### SHORT PROBLEM
Extract every record, exactly as written, and ignore the pictures.

### INFORMATION GIVEN
★ ★ ★ ★ ★ ★ ★

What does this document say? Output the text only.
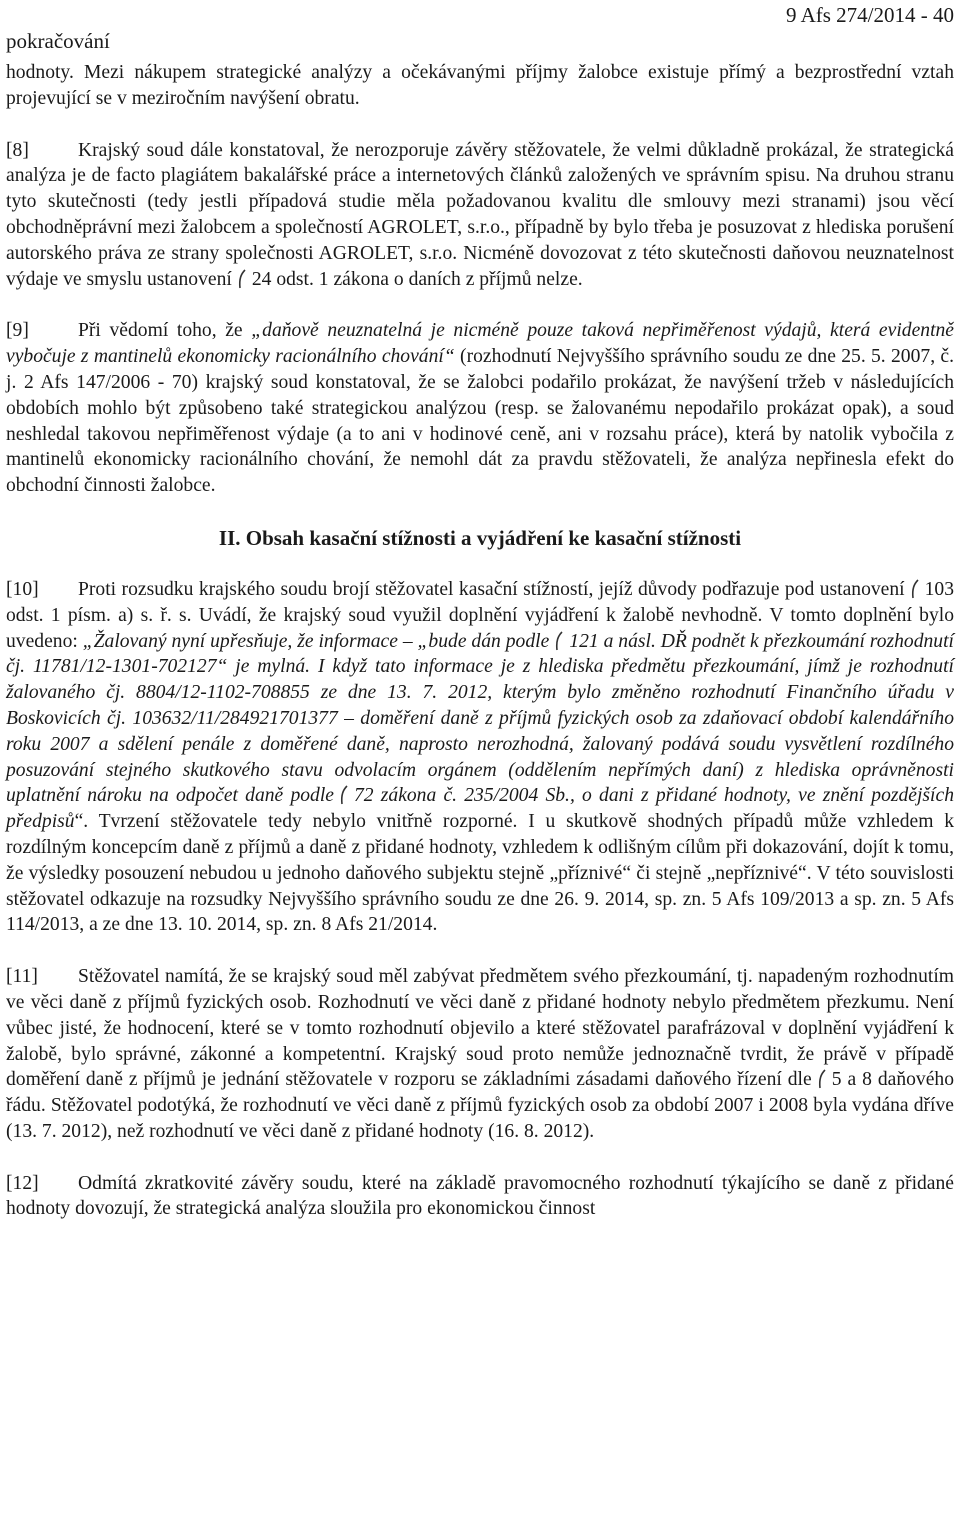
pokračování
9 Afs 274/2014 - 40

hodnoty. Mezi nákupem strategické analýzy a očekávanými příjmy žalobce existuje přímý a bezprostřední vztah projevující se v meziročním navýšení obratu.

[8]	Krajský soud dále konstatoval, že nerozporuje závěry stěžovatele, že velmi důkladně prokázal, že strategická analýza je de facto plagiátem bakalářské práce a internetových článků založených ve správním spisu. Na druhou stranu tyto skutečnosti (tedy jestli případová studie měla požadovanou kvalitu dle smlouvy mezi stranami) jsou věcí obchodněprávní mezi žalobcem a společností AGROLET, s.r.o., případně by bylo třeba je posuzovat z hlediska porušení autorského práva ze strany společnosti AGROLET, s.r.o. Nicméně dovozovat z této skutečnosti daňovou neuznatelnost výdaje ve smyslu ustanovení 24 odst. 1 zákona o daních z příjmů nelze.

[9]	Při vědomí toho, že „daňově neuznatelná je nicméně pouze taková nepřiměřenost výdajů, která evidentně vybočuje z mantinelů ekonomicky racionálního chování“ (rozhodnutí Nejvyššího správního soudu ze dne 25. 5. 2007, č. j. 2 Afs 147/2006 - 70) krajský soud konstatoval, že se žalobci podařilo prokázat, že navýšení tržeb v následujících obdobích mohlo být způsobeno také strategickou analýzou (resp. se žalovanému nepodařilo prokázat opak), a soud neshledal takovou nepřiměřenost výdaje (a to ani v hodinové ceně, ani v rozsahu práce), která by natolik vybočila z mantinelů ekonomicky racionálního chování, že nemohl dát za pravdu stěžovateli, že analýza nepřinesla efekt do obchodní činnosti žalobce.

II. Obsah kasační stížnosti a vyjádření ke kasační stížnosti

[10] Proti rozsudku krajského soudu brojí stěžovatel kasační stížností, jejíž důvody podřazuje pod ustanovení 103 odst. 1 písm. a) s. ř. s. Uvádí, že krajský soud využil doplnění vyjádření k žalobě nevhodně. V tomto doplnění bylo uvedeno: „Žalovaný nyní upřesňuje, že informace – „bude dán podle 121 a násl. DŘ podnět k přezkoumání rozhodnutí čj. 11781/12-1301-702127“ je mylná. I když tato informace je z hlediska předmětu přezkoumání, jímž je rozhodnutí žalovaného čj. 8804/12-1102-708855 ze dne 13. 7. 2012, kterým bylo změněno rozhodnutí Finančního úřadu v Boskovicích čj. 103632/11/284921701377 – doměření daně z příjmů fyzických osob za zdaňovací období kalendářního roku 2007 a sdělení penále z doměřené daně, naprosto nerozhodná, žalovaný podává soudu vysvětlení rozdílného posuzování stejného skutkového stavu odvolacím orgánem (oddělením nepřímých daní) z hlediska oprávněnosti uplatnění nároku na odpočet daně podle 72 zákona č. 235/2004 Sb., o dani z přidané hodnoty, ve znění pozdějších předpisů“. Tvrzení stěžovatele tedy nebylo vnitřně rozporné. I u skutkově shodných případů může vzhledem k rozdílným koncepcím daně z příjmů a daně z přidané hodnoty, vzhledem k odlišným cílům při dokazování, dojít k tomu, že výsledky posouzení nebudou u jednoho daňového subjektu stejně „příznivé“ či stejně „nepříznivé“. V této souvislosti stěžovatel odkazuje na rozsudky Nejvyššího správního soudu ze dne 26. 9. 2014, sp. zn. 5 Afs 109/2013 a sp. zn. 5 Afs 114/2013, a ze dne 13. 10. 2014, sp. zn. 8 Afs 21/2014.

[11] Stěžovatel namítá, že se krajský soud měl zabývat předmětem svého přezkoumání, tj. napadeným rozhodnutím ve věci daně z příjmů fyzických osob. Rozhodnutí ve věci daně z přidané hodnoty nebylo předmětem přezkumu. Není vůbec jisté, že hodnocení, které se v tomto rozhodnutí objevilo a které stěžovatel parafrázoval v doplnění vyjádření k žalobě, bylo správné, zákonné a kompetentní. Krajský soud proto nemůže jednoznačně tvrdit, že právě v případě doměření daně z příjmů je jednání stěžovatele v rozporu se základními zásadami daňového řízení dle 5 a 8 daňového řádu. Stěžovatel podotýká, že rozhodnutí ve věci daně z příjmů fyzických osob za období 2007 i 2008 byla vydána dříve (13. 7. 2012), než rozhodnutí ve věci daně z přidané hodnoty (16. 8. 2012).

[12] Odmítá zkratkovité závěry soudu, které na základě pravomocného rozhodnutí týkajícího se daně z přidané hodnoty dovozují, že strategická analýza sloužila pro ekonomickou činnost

★ ★ ★ ★ ★ ★ ★

### RESULT OF THIS TASK
What does this document say? Output the text only.
pokračování
9 Afs 274/2014 - 40

hodnoty. Mezi nákupem strategické analýzy a očekávanými příjmy žalobce existuje přímý a bezprostřední vztah projevující se v meziročním navýšení obratu.

[8]	Krajský soud dále konstatoval, že nerozporuje závěry stěžovatele, že velmi důkladně prokázal, že strategická analýza je de facto plagiátem bakalářské práce a internetových článků založených ve správním spisu. Na druhou stranu tyto skutečnosti (tedy jestli případová studie měla požadovanou kvalitu dle smlouvy mezi stranami) jsou věcí obchodněprávní mezi žalobcem a společností AGROLET, s.r.o., případně by bylo třeba je posuzovat z hlediska porušení autorského práva ze strany společnosti AGROLET, s.r.o. Nicméně dovozovat z této skutečnosti daňovou neuznatelnost výdaje ve smyslu ustanovení 24 odst. 1 zákona o daních z příjmů nelze.

[9]	Při vědomí toho, že „daňově neuznatelná je nicméně pouze taková nepřiměřenost výdajů, která evidentně vybočuje z mantinelů ekonomicky racionálního chování“ (rozhodnutí Nejvyššího správního soudu ze dne 25. 5. 2007, č. j. 2 Afs 147/2006 - 70) krajský soud konstatoval, že se žalobci podařilo prokázat, že navýšení tržeb v následujících obdobích mohlo být způsobeno také strategickou analýzou (resp. se žalovanému nepodařilo prokázat opak), a soud neshledal takovou nepřiměřenost výdaje (a to ani v hodinové ceně, ani v rozsahu práce), která by natolik vybočila z mantinelů ekonomicky racionálního chování, že nemohl dát za pravdu stěžovateli, že analýza nepřinesla efekt do obchodní činnosti žalobce.

II. Obsah kasační stížnosti a vyjádření ke kasační stížnosti

[10] Proti rozsudku krajského soudu brojí stěžovatel kasační stížností, jejíž důvody podřazuje pod ustanovení 103 odst. 1 písm. a) s. ř. s. Uvádí, že krajský soud využil doplnění vyjádření k žalobě nevhodně. V tomto doplnění bylo uvedeno: „Žalovaný nyní upřesňuje, že informace – „bude dán podle 121 a násl. DŘ podnět k přezkoumání rozhodnutí čj. 11781/12-1301-702127“ je mylná. I když tato informace je z hlediska předmětu přezkoumání, jímž je rozhodnutí žalovaného čj. 8804/12-1102-708855 ze dne 13. 7. 2012, kterým bylo změněno rozhodnutí Finančního úřadu v Boskovicích čj. 103632/11/284921701377 – doměření daně z příjmů fyzických osob za zdaňovací období kalendářního roku 2007 a sdělení penále z doměřené daně, naprosto nerozhodná, žalovaný podává soudu vysvětlení rozdílného posuzování stejného skutkového stavu odvolacím orgánem (oddělením nepřímých daní) z hlediska oprávněnosti uplatnění nároku na odpočet daně podle 72 zákona č. 235/2004 Sb., o dani z přidané hodnoty, ve znění pozdějších předpisů“. Tvrzení stěžovatele tedy nebylo vnitřně rozporné. I u skutkově shodných případů může vzhledem k rozdílným koncepcím daně z příjmů a daně z přidané hodnoty, vzhledem k odlišným cílům při dokazování, dojít k tomu, že výsledky posouzení nebudou u jednoho daňového subjektu stejně „příznivé“ či stejně „nepříznivé“. V této souvislosti stěžovatel odkazuje na rozsudky Nejvyššího správního soudu ze dne 26. 9. 2014, sp. zn. 5 Afs 109/2013 a sp. zn. 5 Afs 114/2013, a ze dne 13. 10. 2014, sp. zn. 8 Afs 21/2014.

[11] Stěžovatel namítá, že se krajský soud měl zabývat předmětem svého přezkoumání, tj. napadeným rozhodnutím ve věci daně z příjmů fyzických osob. Rozhodnutí ve věci daně z přidané hodnoty nebylo předmětem přezkumu. Není vůbec jisté, že hodnocení, které se v tomto rozhodnutí objevilo a které stěžovatel parafrázoval v doplnění vyjádření k žalobě, bylo správné, zákonné a kompetentní. Krajský soud proto nemůže jednoznačně tvrdit, že právě v případě doměření daně z příjmů je jednání stěžovatele v rozporu se základními zásadami daňového řízení dle 5 a 8 daňového řádu. Stěžovatel podotýká, že rozhodnutí ve věci daně z příjmů fyzických osob za období 2007 i 2008 byla vydána dříve (13. 7. 2012), než rozhodnutí ve věci daně z přidané hodnoty (16. 8. 2012).

[12] Odmítá zkratkovité závěry soudu, které na základě pravomocného rozhodnutí týkajícího se daně z přidané hodnoty dovozují, že strategická analýza sloužila pro ekonomickou činnost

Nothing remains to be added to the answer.